### Exercise prompt
Write out the records below word for word, please.

Records from a dataset:
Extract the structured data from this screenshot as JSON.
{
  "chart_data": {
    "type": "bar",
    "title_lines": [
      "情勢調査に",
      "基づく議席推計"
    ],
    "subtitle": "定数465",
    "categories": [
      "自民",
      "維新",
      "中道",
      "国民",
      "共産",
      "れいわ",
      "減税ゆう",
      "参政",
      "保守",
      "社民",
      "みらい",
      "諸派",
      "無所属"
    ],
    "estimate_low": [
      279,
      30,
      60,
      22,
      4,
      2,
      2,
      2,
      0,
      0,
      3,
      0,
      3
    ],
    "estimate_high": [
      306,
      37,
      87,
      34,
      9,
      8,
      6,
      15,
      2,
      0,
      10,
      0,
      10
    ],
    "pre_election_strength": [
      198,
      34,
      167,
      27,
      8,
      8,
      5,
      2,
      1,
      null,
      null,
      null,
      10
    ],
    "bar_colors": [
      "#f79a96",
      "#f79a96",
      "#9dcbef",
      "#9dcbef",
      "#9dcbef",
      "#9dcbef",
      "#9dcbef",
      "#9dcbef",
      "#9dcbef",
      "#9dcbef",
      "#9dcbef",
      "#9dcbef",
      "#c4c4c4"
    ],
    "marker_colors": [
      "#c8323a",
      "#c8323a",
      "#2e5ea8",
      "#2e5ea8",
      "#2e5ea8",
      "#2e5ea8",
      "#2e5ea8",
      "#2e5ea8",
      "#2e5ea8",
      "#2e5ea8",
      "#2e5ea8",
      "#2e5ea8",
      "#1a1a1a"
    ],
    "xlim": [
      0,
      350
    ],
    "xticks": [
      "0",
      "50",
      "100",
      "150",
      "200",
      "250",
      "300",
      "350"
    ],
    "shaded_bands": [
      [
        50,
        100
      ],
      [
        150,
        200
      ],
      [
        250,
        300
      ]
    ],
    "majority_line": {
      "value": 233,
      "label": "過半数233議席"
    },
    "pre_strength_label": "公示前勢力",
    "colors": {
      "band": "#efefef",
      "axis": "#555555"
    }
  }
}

### Expected answer
Extract the structured data from this screenshot as JSON.
{
  "chart_data": {
    "type": "bar",
    "title_lines": [
      "情勢調査に",
      "基づく議席推計"
    ],
    "subtitle": "定数465",
    "categories": [
      "自民",
      "維新",
      "中道",
      "国民",
      "共産",
      "れいわ",
      "減税ゆう",
      "参政",
      "保守",
      "社民",
      "みらい",
      "諸派",
      "無所属"
    ],
    "estimate_low": [
      279,
      30,
      60,
      22,
      4,
      2,
      2,
      2,
      0,
      0,
      3,
      0,
      3
    ],
    "estimate_high": [
      306,
      37,
      87,
      34,
      9,
      8,
      6,
      15,
      2,
      0,
      10,
      0,
      10
    ],
    "pre_election_strength": [
      198,
      34,
      167,
      27,
      8,
      8,
      5,
      2,
      1,
      null,
      null,
      null,
      10
    ],
    "bar_colors": [
      "#f79a96",
      "#f79a96",
      "#9dcbef",
      "#9dcbef",
      "#9dcbef",
      "#9dcbef",
      "#9dcbef",
      "#9dcbef",
      "#9dcbef",
      "#9dcbef",
      "#9dcbef",
      "#9dcbef",
      "#c4c4c4"
    ],
    "marker_colors": [
      "#c8323a",
      "#c8323a",
      "#2e5ea8",
      "#2e5ea8",
      "#2e5ea8",
      "#2e5ea8",
      "#2e5ea8",
      "#2e5ea8",
      "#2e5ea8",
      "#2e5ea8",
      "#2e5ea8",
      "#2e5ea8",
      "#1a1a1a"
    ],
    "xlim": [
      0,
      350
    ],
    "xticks": [
      "0",
      "50",
      "100",
      "150",
      "200",
      "250",
      "300",
      "350"
    ],
    "shaded_bands": [
      [
        50,
        100
      ],
      [
        150,
        200
      ],
      [
        250,
        300
      ]
    ],
    "majority_line": {
      "value": 233,
      "label": "過半数233議席"
    },
    "pre_strength_label": "公示前勢力",
    "colors": {
      "band": "#efefef",
      "axis": "#555555"
    }
  }
}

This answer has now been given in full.